▶ [STORED DATA]
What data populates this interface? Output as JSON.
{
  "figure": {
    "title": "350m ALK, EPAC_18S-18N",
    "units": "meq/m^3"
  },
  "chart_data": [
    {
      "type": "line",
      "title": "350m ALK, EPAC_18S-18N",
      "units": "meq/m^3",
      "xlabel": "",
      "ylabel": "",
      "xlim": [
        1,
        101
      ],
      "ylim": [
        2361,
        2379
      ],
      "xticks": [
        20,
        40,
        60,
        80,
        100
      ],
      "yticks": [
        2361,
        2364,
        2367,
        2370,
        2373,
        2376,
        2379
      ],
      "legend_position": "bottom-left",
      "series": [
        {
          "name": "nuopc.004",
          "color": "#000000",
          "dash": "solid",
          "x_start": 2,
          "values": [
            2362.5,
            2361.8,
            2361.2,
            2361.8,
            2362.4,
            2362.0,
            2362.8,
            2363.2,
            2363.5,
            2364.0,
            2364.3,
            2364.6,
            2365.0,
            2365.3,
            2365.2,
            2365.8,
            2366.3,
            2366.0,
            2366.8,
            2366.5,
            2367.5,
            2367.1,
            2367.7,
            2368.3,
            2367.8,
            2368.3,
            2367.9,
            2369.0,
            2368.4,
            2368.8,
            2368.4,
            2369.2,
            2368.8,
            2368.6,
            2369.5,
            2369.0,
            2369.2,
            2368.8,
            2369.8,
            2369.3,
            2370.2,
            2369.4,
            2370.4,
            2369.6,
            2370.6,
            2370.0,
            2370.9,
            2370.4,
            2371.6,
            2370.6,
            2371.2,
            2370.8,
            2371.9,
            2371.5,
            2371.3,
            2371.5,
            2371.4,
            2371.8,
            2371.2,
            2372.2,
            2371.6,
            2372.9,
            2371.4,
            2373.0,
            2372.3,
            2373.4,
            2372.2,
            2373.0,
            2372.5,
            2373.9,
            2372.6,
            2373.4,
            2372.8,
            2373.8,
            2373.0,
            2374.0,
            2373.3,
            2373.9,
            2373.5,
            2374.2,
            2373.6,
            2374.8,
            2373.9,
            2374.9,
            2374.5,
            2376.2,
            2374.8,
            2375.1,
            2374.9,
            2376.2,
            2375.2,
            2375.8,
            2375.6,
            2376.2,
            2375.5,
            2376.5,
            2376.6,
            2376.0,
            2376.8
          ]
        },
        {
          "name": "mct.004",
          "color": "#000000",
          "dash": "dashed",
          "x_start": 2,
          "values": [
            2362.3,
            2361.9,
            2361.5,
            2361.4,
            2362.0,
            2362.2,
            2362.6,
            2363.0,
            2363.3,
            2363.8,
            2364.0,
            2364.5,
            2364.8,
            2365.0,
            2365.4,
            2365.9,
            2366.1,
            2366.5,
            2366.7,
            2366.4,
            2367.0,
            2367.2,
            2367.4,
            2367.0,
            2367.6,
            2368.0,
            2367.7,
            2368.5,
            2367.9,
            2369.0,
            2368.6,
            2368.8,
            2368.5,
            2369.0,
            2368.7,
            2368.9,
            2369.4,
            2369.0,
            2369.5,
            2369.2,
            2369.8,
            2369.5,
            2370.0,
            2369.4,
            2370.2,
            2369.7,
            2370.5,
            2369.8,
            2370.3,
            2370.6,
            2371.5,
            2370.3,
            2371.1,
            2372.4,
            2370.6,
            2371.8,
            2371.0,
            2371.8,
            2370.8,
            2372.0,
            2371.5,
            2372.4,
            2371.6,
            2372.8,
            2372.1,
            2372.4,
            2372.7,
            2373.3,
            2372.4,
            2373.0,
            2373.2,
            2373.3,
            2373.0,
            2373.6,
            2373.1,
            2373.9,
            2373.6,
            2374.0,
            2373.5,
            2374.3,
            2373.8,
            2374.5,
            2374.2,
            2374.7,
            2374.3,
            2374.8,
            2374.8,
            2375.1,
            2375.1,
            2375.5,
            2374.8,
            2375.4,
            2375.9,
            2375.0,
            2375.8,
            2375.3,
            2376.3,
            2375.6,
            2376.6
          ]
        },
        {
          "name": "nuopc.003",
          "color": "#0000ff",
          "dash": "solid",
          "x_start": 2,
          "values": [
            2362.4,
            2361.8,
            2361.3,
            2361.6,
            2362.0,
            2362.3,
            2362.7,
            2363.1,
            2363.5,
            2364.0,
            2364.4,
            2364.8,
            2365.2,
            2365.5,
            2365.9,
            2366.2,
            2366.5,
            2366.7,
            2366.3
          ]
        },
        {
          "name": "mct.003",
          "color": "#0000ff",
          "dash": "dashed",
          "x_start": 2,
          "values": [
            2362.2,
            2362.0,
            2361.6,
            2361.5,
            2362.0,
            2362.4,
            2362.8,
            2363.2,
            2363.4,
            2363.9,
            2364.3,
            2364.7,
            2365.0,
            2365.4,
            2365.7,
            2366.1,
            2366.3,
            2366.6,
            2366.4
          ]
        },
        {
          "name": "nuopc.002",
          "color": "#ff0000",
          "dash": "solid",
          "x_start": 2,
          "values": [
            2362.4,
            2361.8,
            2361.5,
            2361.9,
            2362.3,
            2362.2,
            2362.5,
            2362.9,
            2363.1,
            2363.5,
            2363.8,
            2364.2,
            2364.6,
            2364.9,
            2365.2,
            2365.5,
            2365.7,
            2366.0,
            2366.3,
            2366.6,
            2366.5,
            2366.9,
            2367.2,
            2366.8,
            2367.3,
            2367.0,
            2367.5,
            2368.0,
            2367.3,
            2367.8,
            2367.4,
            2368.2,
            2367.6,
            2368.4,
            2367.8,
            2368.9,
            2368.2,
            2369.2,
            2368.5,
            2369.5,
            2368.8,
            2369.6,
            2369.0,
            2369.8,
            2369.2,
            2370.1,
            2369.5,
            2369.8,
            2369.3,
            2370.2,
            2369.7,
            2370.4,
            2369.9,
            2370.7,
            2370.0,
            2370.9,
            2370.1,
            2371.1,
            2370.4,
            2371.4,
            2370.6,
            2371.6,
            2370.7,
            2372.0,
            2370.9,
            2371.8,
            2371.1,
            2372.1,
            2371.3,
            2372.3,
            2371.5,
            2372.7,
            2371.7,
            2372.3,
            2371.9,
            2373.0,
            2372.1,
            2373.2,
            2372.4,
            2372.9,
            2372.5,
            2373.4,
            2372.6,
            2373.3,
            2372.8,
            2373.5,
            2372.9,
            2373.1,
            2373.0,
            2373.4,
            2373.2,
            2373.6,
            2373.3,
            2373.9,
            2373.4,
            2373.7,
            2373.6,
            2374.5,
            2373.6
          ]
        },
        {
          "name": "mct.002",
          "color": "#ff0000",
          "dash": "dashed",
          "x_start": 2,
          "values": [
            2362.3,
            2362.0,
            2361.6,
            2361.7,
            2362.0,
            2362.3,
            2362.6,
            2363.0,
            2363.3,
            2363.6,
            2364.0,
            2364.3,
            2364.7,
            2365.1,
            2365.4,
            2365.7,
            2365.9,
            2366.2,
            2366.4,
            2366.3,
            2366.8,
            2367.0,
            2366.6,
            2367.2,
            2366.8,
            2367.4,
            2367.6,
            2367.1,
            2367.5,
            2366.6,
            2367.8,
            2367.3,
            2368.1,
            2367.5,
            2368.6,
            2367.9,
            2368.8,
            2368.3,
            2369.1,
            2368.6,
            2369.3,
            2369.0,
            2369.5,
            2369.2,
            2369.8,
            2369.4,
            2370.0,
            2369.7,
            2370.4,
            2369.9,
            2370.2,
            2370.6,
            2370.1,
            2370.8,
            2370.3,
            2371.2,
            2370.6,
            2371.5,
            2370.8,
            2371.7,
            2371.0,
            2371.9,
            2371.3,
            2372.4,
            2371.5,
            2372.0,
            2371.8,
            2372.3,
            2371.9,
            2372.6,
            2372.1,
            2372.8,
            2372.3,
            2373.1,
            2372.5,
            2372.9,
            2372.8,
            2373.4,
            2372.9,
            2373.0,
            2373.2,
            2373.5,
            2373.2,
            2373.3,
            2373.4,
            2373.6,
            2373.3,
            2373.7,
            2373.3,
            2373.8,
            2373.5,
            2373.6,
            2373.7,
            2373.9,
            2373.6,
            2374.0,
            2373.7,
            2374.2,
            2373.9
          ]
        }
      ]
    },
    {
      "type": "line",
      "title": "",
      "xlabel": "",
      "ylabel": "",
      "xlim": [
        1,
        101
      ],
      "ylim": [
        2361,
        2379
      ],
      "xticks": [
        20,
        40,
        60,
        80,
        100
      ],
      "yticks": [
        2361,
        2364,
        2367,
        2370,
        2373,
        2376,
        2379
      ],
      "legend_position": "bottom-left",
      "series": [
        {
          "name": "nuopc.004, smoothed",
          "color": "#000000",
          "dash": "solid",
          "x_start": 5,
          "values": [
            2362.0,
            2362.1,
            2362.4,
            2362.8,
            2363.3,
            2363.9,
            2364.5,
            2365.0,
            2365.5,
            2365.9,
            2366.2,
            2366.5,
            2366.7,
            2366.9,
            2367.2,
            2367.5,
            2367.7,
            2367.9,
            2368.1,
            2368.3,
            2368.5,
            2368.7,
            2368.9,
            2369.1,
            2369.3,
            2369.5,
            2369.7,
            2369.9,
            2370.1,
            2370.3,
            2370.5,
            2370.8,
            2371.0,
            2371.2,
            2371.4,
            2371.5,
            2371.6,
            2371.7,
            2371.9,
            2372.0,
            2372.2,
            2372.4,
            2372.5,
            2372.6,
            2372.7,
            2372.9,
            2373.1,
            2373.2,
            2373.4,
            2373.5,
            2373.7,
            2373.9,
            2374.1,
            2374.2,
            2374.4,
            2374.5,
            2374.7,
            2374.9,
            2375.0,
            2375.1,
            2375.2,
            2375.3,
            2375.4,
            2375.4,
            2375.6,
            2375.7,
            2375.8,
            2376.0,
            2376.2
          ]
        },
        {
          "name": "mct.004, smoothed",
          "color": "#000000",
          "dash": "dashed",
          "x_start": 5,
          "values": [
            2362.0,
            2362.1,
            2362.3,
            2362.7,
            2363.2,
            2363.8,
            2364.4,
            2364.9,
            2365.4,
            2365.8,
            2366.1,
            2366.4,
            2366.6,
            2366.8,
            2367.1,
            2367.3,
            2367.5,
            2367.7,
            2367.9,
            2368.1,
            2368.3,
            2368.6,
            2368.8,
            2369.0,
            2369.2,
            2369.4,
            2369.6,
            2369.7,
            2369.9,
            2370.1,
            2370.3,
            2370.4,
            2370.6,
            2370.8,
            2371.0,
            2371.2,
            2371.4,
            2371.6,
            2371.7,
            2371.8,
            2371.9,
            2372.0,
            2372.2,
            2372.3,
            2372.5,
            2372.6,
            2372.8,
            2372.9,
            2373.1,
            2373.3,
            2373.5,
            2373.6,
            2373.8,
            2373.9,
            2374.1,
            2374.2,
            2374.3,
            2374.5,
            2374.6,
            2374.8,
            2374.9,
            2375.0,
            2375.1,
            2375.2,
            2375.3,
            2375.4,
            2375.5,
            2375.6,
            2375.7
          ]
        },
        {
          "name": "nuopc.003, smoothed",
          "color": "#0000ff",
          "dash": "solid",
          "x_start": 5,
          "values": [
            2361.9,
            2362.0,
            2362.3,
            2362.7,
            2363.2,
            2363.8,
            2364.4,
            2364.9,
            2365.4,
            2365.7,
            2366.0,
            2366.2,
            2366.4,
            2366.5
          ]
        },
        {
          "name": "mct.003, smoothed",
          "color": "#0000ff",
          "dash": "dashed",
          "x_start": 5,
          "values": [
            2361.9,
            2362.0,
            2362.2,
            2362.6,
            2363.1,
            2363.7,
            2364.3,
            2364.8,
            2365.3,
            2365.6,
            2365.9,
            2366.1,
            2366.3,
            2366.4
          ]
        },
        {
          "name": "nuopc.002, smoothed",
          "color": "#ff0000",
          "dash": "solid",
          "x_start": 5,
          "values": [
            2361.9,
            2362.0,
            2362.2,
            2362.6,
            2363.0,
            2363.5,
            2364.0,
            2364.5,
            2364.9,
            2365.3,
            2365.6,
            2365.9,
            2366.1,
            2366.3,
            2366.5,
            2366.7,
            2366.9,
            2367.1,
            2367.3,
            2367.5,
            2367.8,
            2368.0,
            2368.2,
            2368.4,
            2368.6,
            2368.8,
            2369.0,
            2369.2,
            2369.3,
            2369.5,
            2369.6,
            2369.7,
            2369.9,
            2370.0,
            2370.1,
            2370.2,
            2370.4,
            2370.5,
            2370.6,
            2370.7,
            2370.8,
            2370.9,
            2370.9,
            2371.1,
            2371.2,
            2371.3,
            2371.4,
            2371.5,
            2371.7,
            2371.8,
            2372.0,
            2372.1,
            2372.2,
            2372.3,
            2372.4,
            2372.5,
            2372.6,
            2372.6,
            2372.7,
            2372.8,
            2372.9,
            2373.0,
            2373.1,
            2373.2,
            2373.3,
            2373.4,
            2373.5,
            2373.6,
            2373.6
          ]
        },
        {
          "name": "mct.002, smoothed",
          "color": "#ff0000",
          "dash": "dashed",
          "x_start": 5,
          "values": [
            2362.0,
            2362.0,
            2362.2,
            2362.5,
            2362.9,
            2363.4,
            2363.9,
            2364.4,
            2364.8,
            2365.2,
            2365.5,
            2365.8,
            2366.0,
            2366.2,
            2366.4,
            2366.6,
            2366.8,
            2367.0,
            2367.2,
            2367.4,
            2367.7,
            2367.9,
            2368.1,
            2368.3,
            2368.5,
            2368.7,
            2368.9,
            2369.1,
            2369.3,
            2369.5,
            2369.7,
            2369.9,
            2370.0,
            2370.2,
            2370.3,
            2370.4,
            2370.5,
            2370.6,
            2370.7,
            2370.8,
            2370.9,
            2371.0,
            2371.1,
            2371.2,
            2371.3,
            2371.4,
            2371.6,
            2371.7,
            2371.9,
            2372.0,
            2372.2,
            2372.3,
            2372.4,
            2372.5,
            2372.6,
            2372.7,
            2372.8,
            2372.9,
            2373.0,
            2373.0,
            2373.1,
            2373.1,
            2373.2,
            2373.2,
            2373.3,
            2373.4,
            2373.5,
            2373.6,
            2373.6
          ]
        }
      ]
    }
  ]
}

▶ [REQUIRED TASK]
Gather up the lines containing the word "title" from these records and copy them.

▶ [SOLUTION TO THIS EXERCISE]
    "title": "350m ALK, EPAC_18S-18N",
      "title": "350m ALK, EPAC_18S-18N",
      "title": "",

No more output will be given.